▸ **Work required**
Reproduce the lines from the first one down to the line holding "text-area-field[interactable]: [62, 664, 560, 697]", with both ends included.

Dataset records
START

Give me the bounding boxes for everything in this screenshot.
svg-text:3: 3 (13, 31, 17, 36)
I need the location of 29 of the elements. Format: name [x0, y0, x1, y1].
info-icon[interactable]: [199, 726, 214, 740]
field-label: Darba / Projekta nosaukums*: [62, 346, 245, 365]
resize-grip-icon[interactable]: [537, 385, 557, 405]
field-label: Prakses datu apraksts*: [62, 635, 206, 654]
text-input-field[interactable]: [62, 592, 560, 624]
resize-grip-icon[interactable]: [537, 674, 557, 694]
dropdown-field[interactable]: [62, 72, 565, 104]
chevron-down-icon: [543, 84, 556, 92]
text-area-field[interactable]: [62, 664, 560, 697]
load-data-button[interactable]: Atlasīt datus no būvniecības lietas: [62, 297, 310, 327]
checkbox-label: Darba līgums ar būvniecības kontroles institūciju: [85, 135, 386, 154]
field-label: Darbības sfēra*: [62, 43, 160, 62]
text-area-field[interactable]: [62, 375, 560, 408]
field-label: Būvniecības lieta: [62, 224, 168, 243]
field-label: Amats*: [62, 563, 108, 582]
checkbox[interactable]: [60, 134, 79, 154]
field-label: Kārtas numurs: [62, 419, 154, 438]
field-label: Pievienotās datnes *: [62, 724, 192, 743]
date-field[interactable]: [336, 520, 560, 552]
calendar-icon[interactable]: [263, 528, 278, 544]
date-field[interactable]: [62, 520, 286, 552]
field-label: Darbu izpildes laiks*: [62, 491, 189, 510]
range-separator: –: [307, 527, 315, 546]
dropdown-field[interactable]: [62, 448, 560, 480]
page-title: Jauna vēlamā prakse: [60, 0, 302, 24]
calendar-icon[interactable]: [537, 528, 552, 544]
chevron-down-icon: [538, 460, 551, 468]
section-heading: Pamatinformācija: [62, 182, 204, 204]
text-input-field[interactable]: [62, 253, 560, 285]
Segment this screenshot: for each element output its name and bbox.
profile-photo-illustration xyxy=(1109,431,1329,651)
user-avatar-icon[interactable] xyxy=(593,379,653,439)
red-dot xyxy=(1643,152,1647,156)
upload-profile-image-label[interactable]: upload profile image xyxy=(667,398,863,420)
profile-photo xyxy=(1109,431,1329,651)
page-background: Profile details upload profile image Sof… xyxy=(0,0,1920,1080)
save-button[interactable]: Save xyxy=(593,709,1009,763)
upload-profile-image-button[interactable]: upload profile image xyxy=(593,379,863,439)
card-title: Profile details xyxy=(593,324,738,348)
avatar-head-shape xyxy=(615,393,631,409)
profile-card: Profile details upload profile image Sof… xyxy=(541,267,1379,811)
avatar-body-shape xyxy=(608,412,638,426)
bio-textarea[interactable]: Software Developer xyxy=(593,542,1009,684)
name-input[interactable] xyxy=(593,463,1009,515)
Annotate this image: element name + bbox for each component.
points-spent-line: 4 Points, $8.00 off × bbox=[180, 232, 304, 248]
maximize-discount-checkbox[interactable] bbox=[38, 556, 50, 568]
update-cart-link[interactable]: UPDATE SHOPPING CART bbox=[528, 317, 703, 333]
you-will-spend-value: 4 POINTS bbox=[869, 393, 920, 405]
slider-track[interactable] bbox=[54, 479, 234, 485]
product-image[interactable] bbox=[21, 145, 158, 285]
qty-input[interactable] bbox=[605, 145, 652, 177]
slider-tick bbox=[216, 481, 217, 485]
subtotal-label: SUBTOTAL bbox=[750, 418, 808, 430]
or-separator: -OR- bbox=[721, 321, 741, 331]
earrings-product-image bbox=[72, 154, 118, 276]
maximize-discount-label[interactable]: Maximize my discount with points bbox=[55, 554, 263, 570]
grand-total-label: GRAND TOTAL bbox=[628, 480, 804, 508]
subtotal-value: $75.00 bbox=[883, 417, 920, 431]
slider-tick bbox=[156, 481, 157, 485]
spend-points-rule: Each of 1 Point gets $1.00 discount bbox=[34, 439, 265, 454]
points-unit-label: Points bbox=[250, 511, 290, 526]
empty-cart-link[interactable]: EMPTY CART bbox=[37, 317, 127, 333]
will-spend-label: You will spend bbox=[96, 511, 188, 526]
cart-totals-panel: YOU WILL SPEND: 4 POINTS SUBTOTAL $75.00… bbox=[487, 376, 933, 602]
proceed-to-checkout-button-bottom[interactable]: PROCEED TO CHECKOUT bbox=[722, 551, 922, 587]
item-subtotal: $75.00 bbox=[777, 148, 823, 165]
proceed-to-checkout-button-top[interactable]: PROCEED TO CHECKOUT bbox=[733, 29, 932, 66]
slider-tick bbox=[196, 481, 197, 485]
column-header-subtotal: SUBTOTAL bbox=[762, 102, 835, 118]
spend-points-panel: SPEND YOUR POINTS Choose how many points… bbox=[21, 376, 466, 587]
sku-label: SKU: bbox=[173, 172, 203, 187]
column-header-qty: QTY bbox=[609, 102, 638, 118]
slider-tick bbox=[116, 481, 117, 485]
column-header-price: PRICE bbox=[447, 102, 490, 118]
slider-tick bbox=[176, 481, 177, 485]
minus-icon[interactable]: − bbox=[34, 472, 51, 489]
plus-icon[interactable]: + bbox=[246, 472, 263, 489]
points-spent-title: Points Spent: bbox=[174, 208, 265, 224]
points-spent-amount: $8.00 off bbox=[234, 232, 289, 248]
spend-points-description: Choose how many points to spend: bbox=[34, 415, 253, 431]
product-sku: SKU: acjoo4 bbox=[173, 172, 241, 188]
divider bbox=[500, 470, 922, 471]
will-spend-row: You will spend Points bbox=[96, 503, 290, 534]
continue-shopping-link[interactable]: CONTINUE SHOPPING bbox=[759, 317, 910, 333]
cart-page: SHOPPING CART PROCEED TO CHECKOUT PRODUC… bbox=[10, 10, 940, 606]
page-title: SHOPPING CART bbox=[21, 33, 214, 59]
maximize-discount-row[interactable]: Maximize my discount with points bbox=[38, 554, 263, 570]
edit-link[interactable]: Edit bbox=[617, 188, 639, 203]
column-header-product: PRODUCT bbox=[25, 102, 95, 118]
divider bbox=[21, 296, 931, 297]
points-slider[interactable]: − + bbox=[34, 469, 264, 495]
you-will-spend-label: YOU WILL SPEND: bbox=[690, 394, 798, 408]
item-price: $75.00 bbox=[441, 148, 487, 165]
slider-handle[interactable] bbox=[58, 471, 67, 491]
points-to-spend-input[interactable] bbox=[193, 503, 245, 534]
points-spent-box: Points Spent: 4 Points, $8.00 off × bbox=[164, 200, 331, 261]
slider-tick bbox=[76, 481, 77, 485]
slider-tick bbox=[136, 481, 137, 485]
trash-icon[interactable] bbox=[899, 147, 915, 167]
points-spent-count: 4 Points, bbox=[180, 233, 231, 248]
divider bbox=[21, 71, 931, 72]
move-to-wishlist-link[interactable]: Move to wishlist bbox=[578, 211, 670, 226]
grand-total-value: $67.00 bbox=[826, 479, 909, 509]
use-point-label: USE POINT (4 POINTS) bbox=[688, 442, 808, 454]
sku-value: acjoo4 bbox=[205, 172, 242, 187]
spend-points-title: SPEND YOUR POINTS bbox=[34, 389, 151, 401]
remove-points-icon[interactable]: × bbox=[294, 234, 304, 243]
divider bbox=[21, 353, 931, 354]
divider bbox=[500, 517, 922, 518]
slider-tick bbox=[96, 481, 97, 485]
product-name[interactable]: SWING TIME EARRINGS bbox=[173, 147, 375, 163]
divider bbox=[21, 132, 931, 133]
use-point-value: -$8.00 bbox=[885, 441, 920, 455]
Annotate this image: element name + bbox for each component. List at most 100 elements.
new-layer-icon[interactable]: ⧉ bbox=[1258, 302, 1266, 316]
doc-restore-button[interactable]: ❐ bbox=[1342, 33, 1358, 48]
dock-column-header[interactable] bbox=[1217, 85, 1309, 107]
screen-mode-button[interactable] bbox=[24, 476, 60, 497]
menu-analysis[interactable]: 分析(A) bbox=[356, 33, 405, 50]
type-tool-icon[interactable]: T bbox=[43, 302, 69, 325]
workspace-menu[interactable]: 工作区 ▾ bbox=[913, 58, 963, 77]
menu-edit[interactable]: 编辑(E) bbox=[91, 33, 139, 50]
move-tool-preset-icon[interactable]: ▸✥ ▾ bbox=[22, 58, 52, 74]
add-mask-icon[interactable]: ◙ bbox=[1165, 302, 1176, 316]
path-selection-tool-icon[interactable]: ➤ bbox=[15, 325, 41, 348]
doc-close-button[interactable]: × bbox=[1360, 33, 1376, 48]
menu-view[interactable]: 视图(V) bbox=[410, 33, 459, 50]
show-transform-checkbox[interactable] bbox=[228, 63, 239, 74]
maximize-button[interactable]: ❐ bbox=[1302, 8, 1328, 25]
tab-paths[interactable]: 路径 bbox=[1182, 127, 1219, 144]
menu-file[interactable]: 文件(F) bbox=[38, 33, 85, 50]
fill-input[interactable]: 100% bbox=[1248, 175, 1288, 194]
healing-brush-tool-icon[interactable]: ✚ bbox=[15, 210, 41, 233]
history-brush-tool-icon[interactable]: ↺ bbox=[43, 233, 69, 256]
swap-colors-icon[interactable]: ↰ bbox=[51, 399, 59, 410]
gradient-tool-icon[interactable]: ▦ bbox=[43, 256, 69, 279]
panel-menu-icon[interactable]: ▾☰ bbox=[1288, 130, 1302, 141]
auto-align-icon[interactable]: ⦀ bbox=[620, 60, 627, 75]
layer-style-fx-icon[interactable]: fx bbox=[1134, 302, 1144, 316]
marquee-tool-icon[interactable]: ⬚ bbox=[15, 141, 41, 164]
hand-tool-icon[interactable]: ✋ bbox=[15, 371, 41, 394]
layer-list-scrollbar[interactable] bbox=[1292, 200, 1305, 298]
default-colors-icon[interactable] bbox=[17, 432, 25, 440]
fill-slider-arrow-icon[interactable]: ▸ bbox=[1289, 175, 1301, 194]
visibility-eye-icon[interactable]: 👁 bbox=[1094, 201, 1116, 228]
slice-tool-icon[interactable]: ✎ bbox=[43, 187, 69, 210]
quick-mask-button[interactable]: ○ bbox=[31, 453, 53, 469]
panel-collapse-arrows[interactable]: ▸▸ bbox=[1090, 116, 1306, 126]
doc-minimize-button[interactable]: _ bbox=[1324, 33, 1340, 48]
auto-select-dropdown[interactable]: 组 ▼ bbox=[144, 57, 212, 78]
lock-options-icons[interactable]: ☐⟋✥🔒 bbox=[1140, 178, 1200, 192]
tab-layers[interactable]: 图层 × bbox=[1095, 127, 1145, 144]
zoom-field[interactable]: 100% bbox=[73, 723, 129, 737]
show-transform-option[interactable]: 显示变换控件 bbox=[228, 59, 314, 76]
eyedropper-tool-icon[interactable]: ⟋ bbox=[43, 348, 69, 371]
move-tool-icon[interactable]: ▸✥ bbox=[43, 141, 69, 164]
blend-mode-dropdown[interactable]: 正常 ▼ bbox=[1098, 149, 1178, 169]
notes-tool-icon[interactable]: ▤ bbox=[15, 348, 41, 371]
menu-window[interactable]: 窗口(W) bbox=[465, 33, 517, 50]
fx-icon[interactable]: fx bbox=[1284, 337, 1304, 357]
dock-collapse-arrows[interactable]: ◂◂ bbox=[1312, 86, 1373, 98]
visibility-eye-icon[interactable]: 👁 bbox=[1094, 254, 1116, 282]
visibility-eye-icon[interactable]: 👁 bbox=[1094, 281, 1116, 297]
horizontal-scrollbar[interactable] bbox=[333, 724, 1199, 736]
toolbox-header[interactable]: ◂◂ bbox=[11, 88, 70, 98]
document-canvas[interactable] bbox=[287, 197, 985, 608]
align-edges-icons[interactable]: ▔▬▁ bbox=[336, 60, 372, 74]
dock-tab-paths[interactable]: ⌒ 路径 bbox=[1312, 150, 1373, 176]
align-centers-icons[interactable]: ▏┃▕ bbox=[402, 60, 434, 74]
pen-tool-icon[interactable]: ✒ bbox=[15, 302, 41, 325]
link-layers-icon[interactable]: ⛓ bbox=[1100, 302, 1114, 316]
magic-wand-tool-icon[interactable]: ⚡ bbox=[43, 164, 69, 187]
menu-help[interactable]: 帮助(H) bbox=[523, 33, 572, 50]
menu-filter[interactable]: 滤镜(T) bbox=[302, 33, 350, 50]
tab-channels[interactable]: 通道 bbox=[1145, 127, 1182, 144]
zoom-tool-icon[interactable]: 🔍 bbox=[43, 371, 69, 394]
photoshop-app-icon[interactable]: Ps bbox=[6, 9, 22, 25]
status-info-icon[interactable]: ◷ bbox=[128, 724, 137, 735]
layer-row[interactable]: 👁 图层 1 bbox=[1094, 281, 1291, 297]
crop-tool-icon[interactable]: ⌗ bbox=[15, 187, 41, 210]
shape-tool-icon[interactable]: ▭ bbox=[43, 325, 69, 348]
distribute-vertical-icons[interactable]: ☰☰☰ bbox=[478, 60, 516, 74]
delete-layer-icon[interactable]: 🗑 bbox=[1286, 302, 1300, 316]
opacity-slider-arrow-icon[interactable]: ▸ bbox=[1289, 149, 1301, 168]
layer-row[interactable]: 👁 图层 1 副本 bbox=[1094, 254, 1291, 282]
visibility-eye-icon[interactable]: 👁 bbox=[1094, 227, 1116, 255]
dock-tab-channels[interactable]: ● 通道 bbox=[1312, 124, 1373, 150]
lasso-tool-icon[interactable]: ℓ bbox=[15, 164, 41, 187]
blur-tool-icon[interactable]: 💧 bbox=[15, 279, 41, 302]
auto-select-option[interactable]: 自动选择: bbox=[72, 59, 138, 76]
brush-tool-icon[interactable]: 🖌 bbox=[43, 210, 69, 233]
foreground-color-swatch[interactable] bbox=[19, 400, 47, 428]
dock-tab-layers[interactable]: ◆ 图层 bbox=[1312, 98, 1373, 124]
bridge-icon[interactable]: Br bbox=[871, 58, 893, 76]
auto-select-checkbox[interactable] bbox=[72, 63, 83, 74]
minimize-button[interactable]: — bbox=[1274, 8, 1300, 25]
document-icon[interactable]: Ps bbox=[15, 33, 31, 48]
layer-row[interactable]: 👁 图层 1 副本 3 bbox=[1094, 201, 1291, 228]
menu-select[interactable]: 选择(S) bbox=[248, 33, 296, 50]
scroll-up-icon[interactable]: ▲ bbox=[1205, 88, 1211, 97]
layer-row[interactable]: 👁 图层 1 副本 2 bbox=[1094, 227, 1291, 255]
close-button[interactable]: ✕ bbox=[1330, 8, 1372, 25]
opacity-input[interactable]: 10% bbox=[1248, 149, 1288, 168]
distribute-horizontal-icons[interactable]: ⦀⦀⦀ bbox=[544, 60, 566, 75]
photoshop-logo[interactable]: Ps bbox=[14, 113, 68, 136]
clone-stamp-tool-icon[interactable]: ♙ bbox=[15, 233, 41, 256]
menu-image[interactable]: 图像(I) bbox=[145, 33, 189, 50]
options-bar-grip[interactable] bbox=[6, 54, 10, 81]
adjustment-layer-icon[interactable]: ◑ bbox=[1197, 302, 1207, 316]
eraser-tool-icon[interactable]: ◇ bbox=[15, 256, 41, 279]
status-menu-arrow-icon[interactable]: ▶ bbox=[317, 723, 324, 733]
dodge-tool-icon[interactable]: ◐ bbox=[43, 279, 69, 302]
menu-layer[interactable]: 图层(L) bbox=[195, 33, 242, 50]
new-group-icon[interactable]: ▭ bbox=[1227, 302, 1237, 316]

END

▸ **Task output**
Give me the bounding boxes for everything in this screenshot.
svg-text:3: 3 (13, 31, 17, 36)
I need the location of 29 of the elements. Format: name [x0, y0, x1, y1].
info-icon[interactable]: [199, 726, 214, 740]
field-label: Darba / Projekta nosaukums*: [62, 346, 245, 365]
resize-grip-icon[interactable]: [537, 385, 557, 405]
field-label: Prakses datu apraksts*: [62, 635, 206, 654]
text-input-field[interactable]: [62, 592, 560, 624]
resize-grip-icon[interactable]: [537, 674, 557, 694]
dropdown-field[interactable]: [62, 72, 565, 104]
chevron-down-icon: [543, 84, 556, 92]
text-area-field[interactable]: [62, 664, 560, 697]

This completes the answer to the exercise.